### Written task
Go through the material below and report how many lines contain "icon". Give only the number.
# # # #
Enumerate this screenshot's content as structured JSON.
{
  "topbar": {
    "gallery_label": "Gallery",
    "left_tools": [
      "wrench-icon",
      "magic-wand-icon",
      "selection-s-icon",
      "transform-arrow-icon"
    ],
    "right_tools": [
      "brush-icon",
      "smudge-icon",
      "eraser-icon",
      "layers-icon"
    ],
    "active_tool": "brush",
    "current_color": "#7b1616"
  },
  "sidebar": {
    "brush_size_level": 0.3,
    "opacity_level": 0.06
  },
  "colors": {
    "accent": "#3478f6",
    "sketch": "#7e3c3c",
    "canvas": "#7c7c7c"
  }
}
# # # #
### The answer
8